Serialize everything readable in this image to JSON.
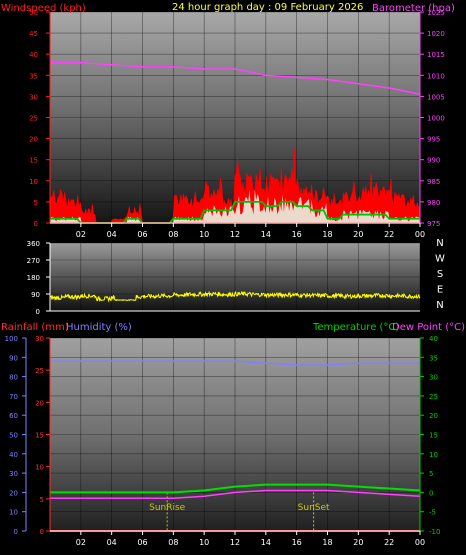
{
  "title": "24 hour graph day : 09 February 2026",
  "colors": {
    "wind": "#ff2020",
    "gust": "#ff0000",
    "baro": "#ff40ff",
    "windavg": "#00c000",
    "windlow": "#e8fff0",
    "dir": "#ffff00",
    "rain": "#ff3030",
    "humidity": "#8080ff",
    "temp": "#00e000",
    "dew": "#ff40ff",
    "sun": "#c8c800"
  },
  "chart_data": [
    {
      "type": "line",
      "name": "wind-baro",
      "title": "24 hour graph day : 09 February 2026",
      "ylabel_left": "Windspeed (kph)",
      "ylabel_right": "Barometer (hpa)",
      "x_ticks": [
        "02",
        "04",
        "06",
        "08",
        "10",
        "12",
        "14",
        "16",
        "18",
        "20",
        "22",
        "00"
      ],
      "y_left_ticks": [
        0,
        5,
        10,
        15,
        20,
        25,
        30,
        35,
        40,
        45,
        50
      ],
      "y_right_ticks": [
        975,
        980,
        985,
        990,
        995,
        1000,
        1005,
        1010,
        1015,
        1020,
        1025
      ],
      "ylim_left": [
        0,
        50
      ],
      "ylim_right": [
        975,
        1025
      ],
      "grid": true,
      "barometer": {
        "x": [
          0,
          2,
          4,
          6,
          8,
          10,
          12,
          14,
          16,
          18,
          20,
          22,
          24
        ],
        "y": [
          1013,
          1013,
          1012.5,
          1012,
          1012,
          1011.5,
          1011.5,
          1010,
          1009.5,
          1009,
          1008,
          1007,
          1005.5
        ]
      },
      "wind_max_by_hour": [
        8,
        6,
        3,
        0,
        1,
        3,
        0,
        0,
        7,
        6,
        9,
        6,
        12,
        11,
        12,
        12,
        10,
        8,
        6,
        8,
        9,
        9,
        7,
        6
      ],
      "gust_peak_by_hour": [
        10,
        8,
        6,
        0,
        2,
        7,
        0,
        0,
        11,
        12,
        13,
        14,
        17,
        16,
        18,
        19,
        15,
        12,
        10,
        12,
        13,
        12,
        11,
        9
      ],
      "wind_avg_by_hour": [
        1,
        1,
        0,
        0,
        0,
        1,
        0,
        0,
        1,
        1,
        3,
        3,
        5,
        5,
        4,
        5,
        4,
        3,
        1,
        2,
        2,
        2,
        1,
        1
      ]
    },
    {
      "type": "scatter",
      "name": "wind-direction",
      "ylabel_right_ticks": [
        "N",
        "W",
        "S",
        "E",
        "N"
      ],
      "x_ticks": [
        "02",
        "04",
        "06",
        "08",
        "10",
        "12",
        "14",
        "16",
        "18",
        "20",
        "22",
        "00"
      ],
      "y_ticks": [
        0,
        90,
        180,
        270,
        360
      ],
      "ylim": [
        0,
        360
      ],
      "direction_by_hour": [
        70,
        75,
        80,
        65,
        70,
        75,
        78,
        80,
        85,
        88,
        90,
        88,
        90,
        87,
        85,
        86,
        84,
        82,
        80,
        78,
        80,
        82,
        80,
        78
      ]
    },
    {
      "type": "line",
      "name": "temp-humidity-rain",
      "ylabel_left": "Rainfall (mm)",
      "ylabel_left2": "Humidity (%)",
      "ylabel_right": "Temperature (°C)",
      "ylabel_right2": "Dew Point (°C)",
      "x_ticks": [
        "02",
        "04",
        "06",
        "08",
        "10",
        "12",
        "14",
        "16",
        "18",
        "20",
        "22",
        "00"
      ],
      "humidity_ticks": [
        0,
        10,
        20,
        30,
        40,
        50,
        60,
        70,
        80,
        90,
        100
      ],
      "rain_ticks": [
        0,
        5,
        10,
        15,
        20,
        25,
        30
      ],
      "temp_ticks": [
        -10,
        -5,
        0,
        5,
        10,
        15,
        20,
        25,
        30,
        35,
        40
      ],
      "ylim_humidity": [
        0,
        100
      ],
      "ylim_rain": [
        0,
        30
      ],
      "ylim_temp": [
        -10,
        40
      ],
      "humidity": {
        "x": [
          0,
          2,
          4,
          6,
          8,
          10,
          12,
          14,
          16,
          18,
          20,
          22,
          24
        ],
        "y": [
          88,
          88,
          88,
          88,
          88,
          88,
          88,
          87,
          86,
          86,
          87,
          87,
          87
        ]
      },
      "temperature": {
        "x": [
          0,
          2,
          4,
          6,
          8,
          10,
          12,
          14,
          16,
          18,
          20,
          22,
          24
        ],
        "y": [
          0,
          0,
          0,
          0,
          0,
          0.5,
          1.5,
          2,
          2,
          2,
          1.5,
          1,
          0.5
        ]
      },
      "dew_point": {
        "x": [
          0,
          2,
          4,
          6,
          8,
          10,
          12,
          14,
          16,
          18,
          20,
          22,
          24
        ],
        "y": [
          -1.5,
          -1.5,
          -1.5,
          -1.5,
          -1.5,
          -1,
          0,
          0.5,
          0.5,
          0.5,
          0,
          -0.5,
          -1
        ]
      },
      "rainfall": {
        "x": [
          0,
          24
        ],
        "y": [
          0,
          0
        ]
      },
      "annotations": [
        {
          "label": "SunRise",
          "x": 7.6
        },
        {
          "label": "SunSet",
          "x": 17.1
        }
      ]
    }
  ]
}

Aim of the exercise ->
Find all lines where the word "graph" appears. Copy them.

The answer ->
  "title": "24 hour graph day : 09 February 2026",
      "title": "24 hour graph day : 09 February 2026",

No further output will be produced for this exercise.